:: Entries shown ::
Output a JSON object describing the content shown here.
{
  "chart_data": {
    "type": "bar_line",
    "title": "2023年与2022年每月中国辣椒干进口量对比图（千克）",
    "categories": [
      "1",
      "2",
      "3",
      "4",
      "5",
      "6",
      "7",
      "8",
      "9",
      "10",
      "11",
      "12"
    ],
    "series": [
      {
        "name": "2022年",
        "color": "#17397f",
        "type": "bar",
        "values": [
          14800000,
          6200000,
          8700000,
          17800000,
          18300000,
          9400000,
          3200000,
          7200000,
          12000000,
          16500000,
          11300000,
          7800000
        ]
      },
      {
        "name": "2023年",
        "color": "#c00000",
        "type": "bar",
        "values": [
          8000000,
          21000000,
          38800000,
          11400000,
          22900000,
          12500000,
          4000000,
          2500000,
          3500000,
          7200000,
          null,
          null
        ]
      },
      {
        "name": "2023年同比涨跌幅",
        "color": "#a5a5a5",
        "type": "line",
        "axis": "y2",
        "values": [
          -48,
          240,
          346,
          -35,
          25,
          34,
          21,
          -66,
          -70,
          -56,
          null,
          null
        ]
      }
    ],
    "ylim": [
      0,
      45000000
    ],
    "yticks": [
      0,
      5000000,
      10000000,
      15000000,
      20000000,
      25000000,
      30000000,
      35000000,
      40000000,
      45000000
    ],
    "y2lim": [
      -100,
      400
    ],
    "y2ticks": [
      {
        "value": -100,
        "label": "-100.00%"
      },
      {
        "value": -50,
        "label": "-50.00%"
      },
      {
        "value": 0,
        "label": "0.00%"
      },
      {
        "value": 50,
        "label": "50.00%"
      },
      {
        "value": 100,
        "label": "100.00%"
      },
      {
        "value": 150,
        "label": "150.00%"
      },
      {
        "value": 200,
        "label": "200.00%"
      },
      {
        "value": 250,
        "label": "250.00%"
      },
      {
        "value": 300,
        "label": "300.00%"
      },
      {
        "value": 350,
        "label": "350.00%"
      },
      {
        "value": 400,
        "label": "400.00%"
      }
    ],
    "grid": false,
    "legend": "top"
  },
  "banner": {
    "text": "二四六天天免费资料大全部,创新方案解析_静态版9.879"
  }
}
:::
*Given request*. Determine how many of the lines above hold the word "color", and output that number by itself.

*Written answer*. 3